# Problem description:
Reproduce each record exactly.

═══ Recorded information ═══

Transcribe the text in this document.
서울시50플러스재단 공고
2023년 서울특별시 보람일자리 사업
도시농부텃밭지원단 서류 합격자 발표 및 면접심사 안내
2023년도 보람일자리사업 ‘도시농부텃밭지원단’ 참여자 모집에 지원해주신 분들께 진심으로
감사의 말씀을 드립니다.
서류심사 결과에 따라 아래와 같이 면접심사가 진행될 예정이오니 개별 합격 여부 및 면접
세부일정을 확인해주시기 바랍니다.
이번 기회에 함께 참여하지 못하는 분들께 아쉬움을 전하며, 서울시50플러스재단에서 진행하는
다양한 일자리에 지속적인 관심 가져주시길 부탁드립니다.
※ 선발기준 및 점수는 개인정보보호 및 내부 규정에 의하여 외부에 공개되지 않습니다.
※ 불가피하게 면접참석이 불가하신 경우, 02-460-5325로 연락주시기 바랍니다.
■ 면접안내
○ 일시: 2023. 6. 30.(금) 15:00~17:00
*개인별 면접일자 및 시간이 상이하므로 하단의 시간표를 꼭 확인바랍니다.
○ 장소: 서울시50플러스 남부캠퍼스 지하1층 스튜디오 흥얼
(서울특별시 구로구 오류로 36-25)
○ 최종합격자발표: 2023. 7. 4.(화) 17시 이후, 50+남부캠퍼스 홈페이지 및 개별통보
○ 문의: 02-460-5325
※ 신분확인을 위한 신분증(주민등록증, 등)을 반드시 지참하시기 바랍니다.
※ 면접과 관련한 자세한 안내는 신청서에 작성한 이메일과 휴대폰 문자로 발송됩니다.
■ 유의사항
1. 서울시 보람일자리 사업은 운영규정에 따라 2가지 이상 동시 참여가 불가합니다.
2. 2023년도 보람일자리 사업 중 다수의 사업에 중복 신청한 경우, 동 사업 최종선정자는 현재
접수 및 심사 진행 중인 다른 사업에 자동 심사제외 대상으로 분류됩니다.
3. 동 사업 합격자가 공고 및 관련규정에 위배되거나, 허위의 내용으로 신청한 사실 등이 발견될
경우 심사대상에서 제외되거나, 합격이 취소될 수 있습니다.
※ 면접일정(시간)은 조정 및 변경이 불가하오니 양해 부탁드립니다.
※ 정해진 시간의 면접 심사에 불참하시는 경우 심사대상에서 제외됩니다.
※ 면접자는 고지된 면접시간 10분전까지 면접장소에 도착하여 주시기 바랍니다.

═══

# Problem solution:
Transcribe the text in this document.
서울시50플러스재단 공고
2023년 서울특별시 보람일자리 사업
도시농부텃밭지원단 서류 합격자 발표 및 면접심사 안내
2023년도 보람일자리사업 ‘도시농부텃밭지원단’ 참여자 모집에 지원해주신 분들께 진심으로
감사의 말씀을 드립니다.
서류심사 결과에 따라 아래와 같이 면접심사가 진행될 예정이오니 개별 합격 여부 및 면접
세부일정을 확인해주시기 바랍니다.
이번 기회에 함께 참여하지 못하는 분들께 아쉬움을 전하며, 서울시50플러스재단에서 진행하는
다양한 일자리에 지속적인 관심 가져주시길 부탁드립니다.
※ 선발기준 및 점수는 개인정보보호 및 내부 규정에 의하여 외부에 공개되지 않습니다.
※ 불가피하게 면접참석이 불가하신 경우, 02-460-5325로 연락주시기 바랍니다.
■ 면접안내
○ 일시: 2023. 6. 30.(금) 15:00~17:00
*개인별 면접일자 및 시간이 상이하므로 하단의 시간표를 꼭 확인바랍니다.
○ 장소: 서울시50플러스 남부캠퍼스 지하1층 스튜디오 흥얼
(서울특별시 구로구 오류로 36-25)
○ 최종합격자발표: 2023. 7. 4.(화) 17시 이후, 50+남부캠퍼스 홈페이지 및 개별통보
○ 문의: 02-460-5325
※ 신분확인을 위한 신분증(주민등록증, 등)을 반드시 지참하시기 바랍니다.
※ 면접과 관련한 자세한 안내는 신청서에 작성한 이메일과 휴대폰 문자로 발송됩니다.
■ 유의사항
1. 서울시 보람일자리 사업은 운영규정에 따라 2가지 이상 동시 참여가 불가합니다.
2. 2023년도 보람일자리 사업 중 다수의 사업에 중복 신청한 경우, 동 사업 최종선정자는 현재
접수 및 심사 진행 중인 다른 사업에 자동 심사제외 대상으로 분류됩니다.
3. 동 사업 합격자가 공고 및 관련규정에 위배되거나, 허위의 내용으로 신청한 사실 등이 발견될
경우 심사대상에서 제외되거나, 합격이 취소될 수 있습니다.
※ 면접일정(시간)은 조정 및 변경이 불가하오니 양해 부탁드립니다.
※ 정해진 시간의 면접 심사에 불참하시는 경우 심사대상에서 제외됩니다.
※ 면접자는 고지된 면접시간 10분전까지 면접장소에 도착하여 주시기 바랍니다.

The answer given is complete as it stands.